▶ Task details: Copy out every line that contains the word "biosynthetic".

Items from a figure collection
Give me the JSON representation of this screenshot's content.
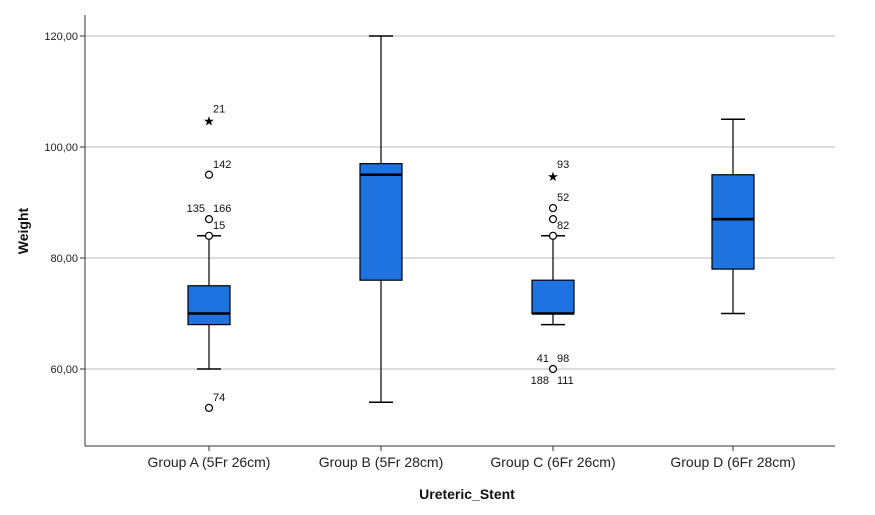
{
  "chart_data": {
    "type": "box",
    "title": "",
    "xlabel": "Ureteric_Stent",
    "ylabel": "Weight",
    "ylim": [
      45,
      124
    ],
    "yticks": [
      {
        "value": 60,
        "label": "60,00"
      },
      {
        "value": 80,
        "label": "80,00"
      },
      {
        "value": 100,
        "label": "100,00"
      },
      {
        "value": 120,
        "label": "120,00"
      }
    ],
    "grid": true,
    "box_color": "#1e73e0",
    "categories": [
      "Group A (5Fr 26cm)",
      "Group B (5Fr 28cm)",
      "Group C (6Fr 26cm)",
      "Group D (6Fr 28cm)"
    ],
    "boxes": [
      {
        "whisker_low": 60,
        "q1": 68,
        "median": 70,
        "q3": 75,
        "whisker_high": 84,
        "outliers": [
          {
            "value": 105,
            "kind": "extreme",
            "labels": [
              "21"
            ]
          },
          {
            "value": 95,
            "kind": "outlier",
            "labels": [
              "142"
            ]
          },
          {
            "value": 87,
            "kind": "outlier",
            "labels": [
              "135",
              "166"
            ]
          },
          {
            "value": 84,
            "kind": "outlier",
            "labels": [
              "15"
            ]
          },
          {
            "value": 53,
            "kind": "outlier",
            "labels": [
              "74"
            ]
          }
        ]
      },
      {
        "whisker_low": 54,
        "q1": 76,
        "median": 95,
        "q3": 97,
        "whisker_high": 120,
        "outliers": []
      },
      {
        "whisker_low": 68,
        "q1": 70,
        "median": 70,
        "q3": 76,
        "whisker_high": 84,
        "outliers": [
          {
            "value": 95,
            "kind": "extreme",
            "labels": [
              "93"
            ]
          },
          {
            "value": 89,
            "kind": "outlier",
            "labels": [
              "52"
            ]
          },
          {
            "value": 87,
            "kind": "outlier",
            "labels": []
          },
          {
            "value": 84,
            "kind": "outlier",
            "labels": [
              "82"
            ]
          },
          {
            "value": 60,
            "kind": "outlier",
            "labels": [
              "41",
              "98",
              "188",
              "111"
            ]
          }
        ]
      },
      {
        "whisker_low": 70,
        "q1": 78,
        "median": 87,
        "q3": 95,
        "whisker_high": 105,
        "outliers": []
      }
    ]
  }
}
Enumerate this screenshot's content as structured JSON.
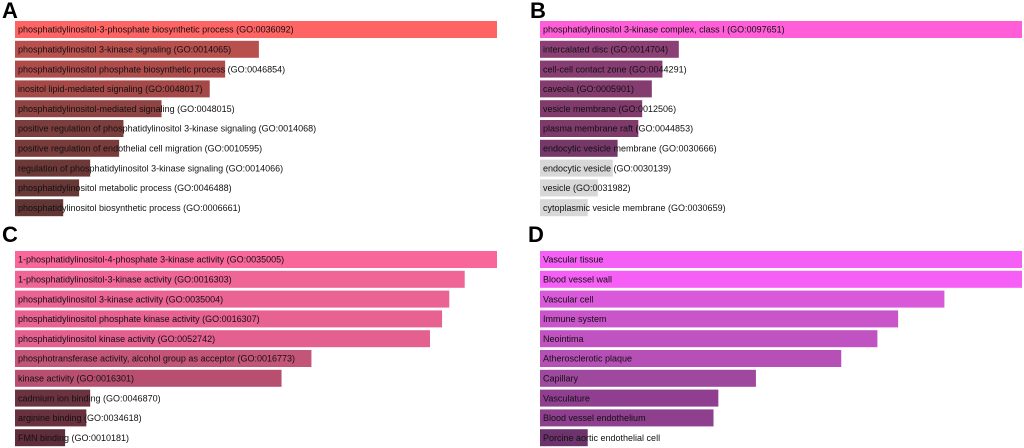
{
  "chart_data": [
    {
      "type": "bar",
      "panel": "A",
      "orientation": "horizontal",
      "title": "",
      "xlabel": "",
      "ylabel": "",
      "categories": [
        "phosphatidylinositol-3-phosphate biosynthetic process (GO:0036092)",
        "phosphatidylinositol 3-kinase signaling (GO:0014065)",
        "phosphatidylinositol phosphate biosynthetic process (GO:0046854)",
        "inositol lipid-mediated signaling (GO:0048017)",
        "phosphatidylinositol-mediated signaling (GO:0048015)",
        "positive regulation of phosphatidylinositol 3-kinase signaling (GO:0014068)",
        "positive regulation of endothelial cell migration (GO:0010595)",
        "regulation of phosphatidylinositol 3-kinase signaling (GO:0014066)",
        "phosphatidylinositol metabolic process (GO:0046488)",
        "phosphatidylinositol biosynthetic process (GO:0006661)"
      ],
      "values": [
        100,
        50.6,
        43.6,
        40.4,
        30.4,
        22.5,
        21.6,
        15.6,
        13.3,
        10.0
      ],
      "colors": [
        "#ff6464",
        "#b8504e",
        "#ad4c4a",
        "#a44947",
        "#8f4342",
        "#7c3e3c",
        "#793c3b",
        "#6d3938",
        "#683837",
        "#613635"
      ]
    },
    {
      "type": "bar",
      "panel": "B",
      "orientation": "horizontal",
      "title": "",
      "xlabel": "",
      "ylabel": "",
      "categories": [
        "phosphatidylinositol 3-kinase complex, class I (GO:0097651)",
        "intercalated disc (GO:0014704)",
        "cell-cell contact zone (GO:0044291)",
        "caveola (GO:0005901)",
        "vesicle membrane (GO:0012506)",
        "plasma membrane raft (GO:0044853)",
        "endocytic vesicle membrane (GO:0030666)",
        "endocytic vesicle (GO:0030139)",
        "vesicle (GO:0031982)",
        "cytoplasmic vesicle membrane (GO:0030659)"
      ],
      "values": [
        100,
        28.8,
        25.4,
        23.2,
        21.2,
        20.4,
        16.1,
        15.1,
        12.0,
        9.9
      ],
      "colors": [
        "#ff5ed8",
        "#8c3f75",
        "#883d72",
        "#843c6f",
        "#803b6c",
        "#7e3a6b",
        "#763868",
        "#d8d8d8",
        "#d8d8d8",
        "#d8d8d8"
      ]
    },
    {
      "type": "bar",
      "panel": "C",
      "orientation": "horizontal",
      "title": "",
      "xlabel": "",
      "ylabel": "",
      "categories": [
        "1-phosphatidylinositol-4-phosphate 3-kinase activity (GO:0035005)",
        "1-phosphatidylinositol-3-kinase activity (GO:0016303)",
        "phosphatidylinositol 3-kinase activity (GO:0035004)",
        "phosphatidylinositol phosphate kinase activity (GO:0016307)",
        "phosphatidylinositol kinase activity (GO:0052742)",
        "phosphotransferase activity, alcohol group as acceptor (GO:0016773)",
        "kinase activity (GO:0016301)",
        "cadmium ion binding (GO:0046870)",
        "arginine binding (GO:0034618)",
        "FMN binding (GO:0010181)"
      ],
      "values": [
        100,
        93.3,
        90.1,
        88.6,
        86.1,
        61.5,
        55.3,
        15.6,
        14.8,
        10.4
      ],
      "colors": [
        "#f9679a",
        "#ef6596",
        "#ea6393",
        "#e86291",
        "#e4618f",
        "#c35579",
        "#b84f71",
        "#6b3240",
        "#69313e",
        "#5f2e3a"
      ]
    },
    {
      "type": "bar",
      "panel": "D",
      "orientation": "horizontal",
      "title": "",
      "xlabel": "",
      "ylabel": "",
      "categories": [
        "Vascular tissue",
        "Blood vessel wall",
        "Vascular cell",
        "Immune system",
        "Neointima",
        "Atherosclerotic plaque",
        "Capillary",
        "Vasculature",
        "Blood vessel endothelium",
        "Porcine aortic endothelial cell"
      ],
      "values": [
        100,
        100,
        83.9,
        74.3,
        70.0,
        62.5,
        44.8,
        37.0,
        36.0,
        9.9
      ],
      "colors": [
        "#f55ff5",
        "#f55ff5",
        "#da59da",
        "#ca55ca",
        "#c152c1",
        "#b650b6",
        "#9e489e",
        "#903f90",
        "#8e3f8e",
        "#6c336c"
      ]
    }
  ]
}
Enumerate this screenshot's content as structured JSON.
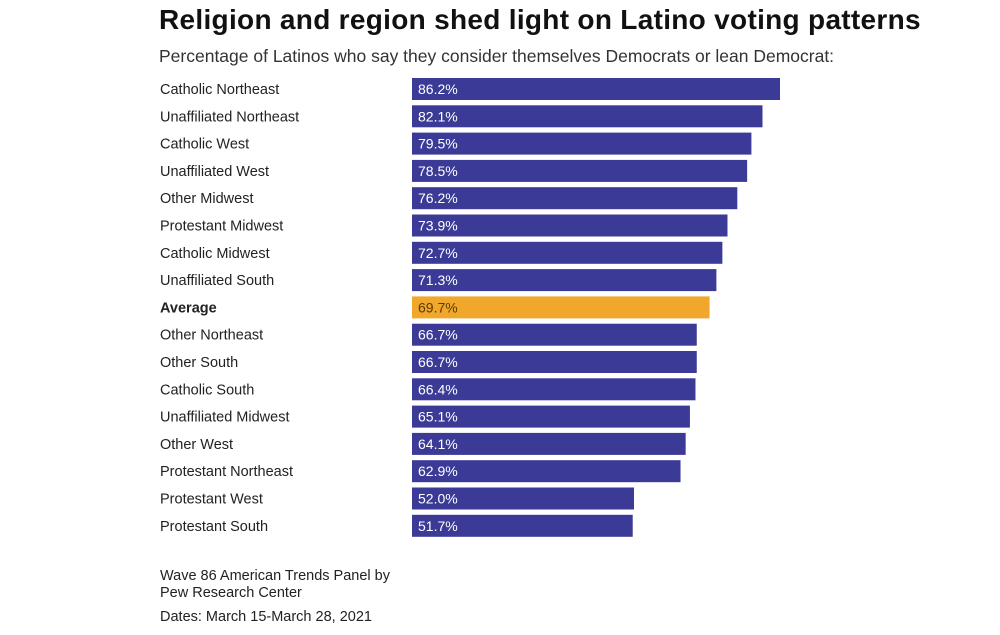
{
  "title": "Religion and region shed light on Latino voting patterns",
  "subtitle": "Percentage of Latinos who say they consider themselves Democrats or lean Democrat:",
  "source": "Wave 86 American Trends Panel by Pew Research Center",
  "dates": "Dates: March 15-March 28, 2021",
  "colors": {
    "bar": "#3b3a97",
    "highlight": "#f0a72b",
    "label_text": "#ffffff"
  },
  "chart_data": {
    "type": "bar",
    "orientation": "horizontal",
    "categories": [
      "Catholic Northeast",
      "Unaffiliated Northeast",
      "Catholic West",
      "Unaffiliated West",
      "Other Midwest",
      "Protestant Midwest",
      "Catholic Midwest",
      "Unaffiliated South",
      "Average",
      "Other Northeast",
      "Other South",
      "Catholic South",
      "Unaffiliated Midwest",
      "Other West",
      "Protestant Northeast",
      "Protestant West",
      "Protestant South"
    ],
    "values": [
      86.2,
      82.1,
      79.5,
      78.5,
      76.2,
      73.9,
      72.7,
      71.3,
      69.7,
      66.7,
      66.7,
      66.4,
      65.1,
      64.1,
      62.9,
      52.0,
      51.7
    ],
    "value_labels": [
      "86.2%",
      "82.1%",
      "79.5%",
      "78.5%",
      "76.2%",
      "73.9%",
      "72.7%",
      "71.3%",
      "69.7%",
      "66.7%",
      "66.7%",
      "66.4%",
      "65.1%",
      "64.1%",
      "62.9%",
      "52.0%",
      "51.7%"
    ],
    "highlight_category": "Average",
    "xlim": [
      0,
      86.2
    ],
    "grid": false,
    "legend": "none"
  }
}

▶ Answer in full:
        "phosphatidylinositol-3-phosphate biosynthetic process (GO:0036092)",
        "phosphatidylinositol phosphate biosynthetic process (GO:0046854)",
        "phosphatidylinositol biosynthetic process (GO:0006661)"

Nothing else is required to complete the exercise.